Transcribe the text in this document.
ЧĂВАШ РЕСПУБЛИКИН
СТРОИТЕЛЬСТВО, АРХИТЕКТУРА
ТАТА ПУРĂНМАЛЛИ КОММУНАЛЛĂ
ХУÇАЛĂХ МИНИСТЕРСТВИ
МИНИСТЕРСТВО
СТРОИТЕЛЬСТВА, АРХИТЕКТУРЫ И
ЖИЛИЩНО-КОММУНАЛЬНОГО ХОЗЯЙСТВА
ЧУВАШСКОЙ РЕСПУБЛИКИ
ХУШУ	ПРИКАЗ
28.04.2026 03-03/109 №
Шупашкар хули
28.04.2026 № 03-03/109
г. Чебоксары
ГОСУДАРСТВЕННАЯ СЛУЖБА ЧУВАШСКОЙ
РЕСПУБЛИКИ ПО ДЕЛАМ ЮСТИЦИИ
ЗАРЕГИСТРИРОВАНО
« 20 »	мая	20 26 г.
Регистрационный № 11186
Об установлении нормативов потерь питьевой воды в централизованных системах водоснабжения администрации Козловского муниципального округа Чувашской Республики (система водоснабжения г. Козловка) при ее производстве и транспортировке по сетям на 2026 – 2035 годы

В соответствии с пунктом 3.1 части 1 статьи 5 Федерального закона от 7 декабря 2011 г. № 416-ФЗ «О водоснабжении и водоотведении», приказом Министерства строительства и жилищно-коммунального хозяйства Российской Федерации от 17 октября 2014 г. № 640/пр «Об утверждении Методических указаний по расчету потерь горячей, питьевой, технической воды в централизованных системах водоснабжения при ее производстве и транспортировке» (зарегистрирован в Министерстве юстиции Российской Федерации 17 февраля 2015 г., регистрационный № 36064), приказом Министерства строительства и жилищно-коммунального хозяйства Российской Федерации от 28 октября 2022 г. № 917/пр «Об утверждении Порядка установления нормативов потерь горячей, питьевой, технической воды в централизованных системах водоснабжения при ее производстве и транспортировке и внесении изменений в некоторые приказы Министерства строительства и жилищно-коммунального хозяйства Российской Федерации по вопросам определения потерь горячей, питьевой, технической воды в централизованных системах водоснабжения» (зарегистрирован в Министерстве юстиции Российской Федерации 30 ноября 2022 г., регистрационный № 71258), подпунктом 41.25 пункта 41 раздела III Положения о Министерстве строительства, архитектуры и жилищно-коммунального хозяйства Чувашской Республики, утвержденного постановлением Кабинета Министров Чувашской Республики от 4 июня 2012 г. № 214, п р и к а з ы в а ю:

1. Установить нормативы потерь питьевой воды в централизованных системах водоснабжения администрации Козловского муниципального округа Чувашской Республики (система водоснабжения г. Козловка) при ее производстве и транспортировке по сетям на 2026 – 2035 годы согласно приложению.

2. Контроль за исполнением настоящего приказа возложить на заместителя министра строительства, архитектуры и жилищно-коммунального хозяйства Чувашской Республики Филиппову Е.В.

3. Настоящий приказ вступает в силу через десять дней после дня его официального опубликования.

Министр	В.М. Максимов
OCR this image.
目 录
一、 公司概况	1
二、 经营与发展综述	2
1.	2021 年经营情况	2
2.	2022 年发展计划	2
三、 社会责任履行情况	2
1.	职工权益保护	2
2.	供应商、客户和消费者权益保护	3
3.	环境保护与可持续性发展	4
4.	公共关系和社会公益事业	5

YOUR GOAL: Reproduce the records above exactly.

THE COMPLETED TASK:
Transcribe the text in this document.
ЧĂВАШ РЕСПУБЛИКИН
СТРОИТЕЛЬСТВО, АРХИТЕКТУРА
ТАТА ПУРĂНМАЛЛИ КОММУНАЛЛĂ
ХУÇАЛĂХ МИНИСТЕРСТВИ
МИНИСТЕРСТВО
СТРОИТЕЛЬСТВА, АРХИТЕКТУРЫ И
ЖИЛИЩНО-КОММУНАЛЬНОГО ХОЗЯЙСТВА
ЧУВАШСКОЙ РЕСПУБЛИКИ
ХУШУ	ПРИКАЗ
28.04.2026 03-03/109 №
Шупашкар хули
28.04.2026 № 03-03/109
г. Чебоксары
ГОСУДАРСТВЕННАЯ СЛУЖБА ЧУВАШСКОЙ
РЕСПУБЛИКИ ПО ДЕЛАМ ЮСТИЦИИ
ЗАРЕГИСТРИРОВАНО
« 20 »	мая	20 26 г.
Регистрационный № 11186
Об установлении нормативов потерь питьевой воды в централизованных системах водоснабжения администрации Козловского муниципального округа Чувашской Республики (система водоснабжения г. Козловка) при ее производстве и транспортировке по сетям на 2026 – 2035 годы

В соответствии с пунктом 3.1 части 1 статьи 5 Федерального закона от 7 декабря 2011 г. № 416-ФЗ «О водоснабжении и водоотведении», приказом Министерства строительства и жилищно-коммунального хозяйства Российской Федерации от 17 октября 2014 г. № 640/пр «Об утверждении Методических указаний по расчету потерь горячей, питьевой, технической воды в централизованных системах водоснабжения при ее производстве и транспортировке» (зарегистрирован в Министерстве юстиции Российской Федерации 17 февраля 2015 г., регистрационный № 36064), приказом Министерства строительства и жилищно-коммунального хозяйства Российской Федерации от 28 октября 2022 г. № 917/пр «Об утверждении Порядка установления нормативов потерь горячей, питьевой, технической воды в централизованных системах водоснабжения при ее производстве и транспортировке и внесении изменений в некоторые приказы Министерства строительства и жилищно-коммунального хозяйства Российской Федерации по вопросам определения потерь горячей, питьевой, технической воды в централизованных системах водоснабжения» (зарегистрирован в Министерстве юстиции Российской Федерации 30 ноября 2022 г., регистрационный № 71258), подпунктом 41.25 пункта 41 раздела III Положения о Министерстве строительства, архитектуры и жилищно-коммунального хозяйства Чувашской Республики, утвержденного постановлением Кабинета Министров Чувашской Республики от 4 июня 2012 г. № 214, п р и к а з ы в а ю:

1. Установить нормативы потерь питьевой воды в централизованных системах водоснабжения администрации Козловского муниципального округа Чувашской Республики (система водоснабжения г. Козловка) при ее производстве и транспортировке по сетям на 2026 – 2035 годы согласно приложению.

2. Контроль за исполнением настоящего приказа возложить на заместителя министра строительства, архитектуры и жилищно-коммунального хозяйства Чувашской Республики Филиппову Е.В.

3. Настоящий приказ вступает в силу через десять дней после дня его официального опубликования.

Министр	В.М. Максимов
OCR this image.
目 录
一、 公司概况	1
二、 经营与发展综述	2
1.	2021 年经营情况	2
2.	2022 年发展计划	2
三、 社会责任履行情况	2
1.	职工权益保护	2
2.	供应商、客户和消费者权益保护	3
3.	环境保护与可持续性发展	4
4.	公共关系和社会公益事业	5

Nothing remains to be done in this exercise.